■ What is required ■
Each entry below should be reproduced character for character.

--- Begin ---

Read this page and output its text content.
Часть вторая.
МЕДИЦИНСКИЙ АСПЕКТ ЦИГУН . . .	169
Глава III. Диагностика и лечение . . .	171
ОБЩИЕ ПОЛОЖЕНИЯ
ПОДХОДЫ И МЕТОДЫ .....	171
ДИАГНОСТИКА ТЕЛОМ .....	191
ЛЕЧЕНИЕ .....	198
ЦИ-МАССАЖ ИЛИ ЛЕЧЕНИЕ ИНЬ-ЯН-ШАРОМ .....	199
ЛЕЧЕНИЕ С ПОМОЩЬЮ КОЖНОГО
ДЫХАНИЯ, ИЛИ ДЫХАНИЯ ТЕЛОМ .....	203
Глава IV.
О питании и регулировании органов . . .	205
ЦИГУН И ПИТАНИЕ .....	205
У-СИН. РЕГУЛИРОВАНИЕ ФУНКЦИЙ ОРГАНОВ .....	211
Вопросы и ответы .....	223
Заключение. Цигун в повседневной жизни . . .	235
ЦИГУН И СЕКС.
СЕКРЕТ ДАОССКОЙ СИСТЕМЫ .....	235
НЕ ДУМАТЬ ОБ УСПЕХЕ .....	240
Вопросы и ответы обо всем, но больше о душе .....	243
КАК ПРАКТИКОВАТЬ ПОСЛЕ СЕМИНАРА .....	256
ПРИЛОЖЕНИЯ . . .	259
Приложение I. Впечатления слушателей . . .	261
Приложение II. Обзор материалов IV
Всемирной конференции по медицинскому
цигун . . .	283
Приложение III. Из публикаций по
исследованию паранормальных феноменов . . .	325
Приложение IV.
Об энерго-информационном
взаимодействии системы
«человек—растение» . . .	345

--- End ---

■ Solution for this task ■
Read this page and output its text content.
Часть вторая.
МЕДИЦИНСКИЙ АСПЕКТ ЦИГУН . . .	169
Глава III. Диагностика и лечение . . .	171
ОБЩИЕ ПОЛОЖЕНИЯ
ПОДХОДЫ И МЕТОДЫ .....	171
ДИАГНОСТИКА ТЕЛОМ .....	191
ЛЕЧЕНИЕ .....	198
ЦИ-МАССАЖ ИЛИ ЛЕЧЕНИЕ ИНЬ-ЯН-ШАРОМ .....	199
ЛЕЧЕНИЕ С ПОМОЩЬЮ КОЖНОГО
ДЫХАНИЯ, ИЛИ ДЫХАНИЯ ТЕЛОМ .....	203
Глава IV.
О питании и регулировании органов . . .	205
ЦИГУН И ПИТАНИЕ .....	205
У-СИН. РЕГУЛИРОВАНИЕ ФУНКЦИЙ ОРГАНОВ .....	211
Вопросы и ответы .....	223
Заключение. Цигун в повседневной жизни . . .	235
ЦИГУН И СЕКС.
СЕКРЕТ ДАОССКОЙ СИСТЕМЫ .....	235
НЕ ДУМАТЬ ОБ УСПЕХЕ .....	240
Вопросы и ответы обо всем, но больше о душе .....	243
КАК ПРАКТИКОВАТЬ ПОСЛЕ СЕМИНАРА .....	256
ПРИЛОЖЕНИЯ . . .	259
Приложение I. Впечатления слушателей . . .	261
Приложение II. Обзор материалов IV
Всемирной конференции по медицинскому
цигун . . .	283
Приложение III. Из публикаций по
исследованию паранормальных феноменов . . .	325
Приложение IV.
Об энерго-информационном
взаимодействии системы
«человек—растение» . . .	345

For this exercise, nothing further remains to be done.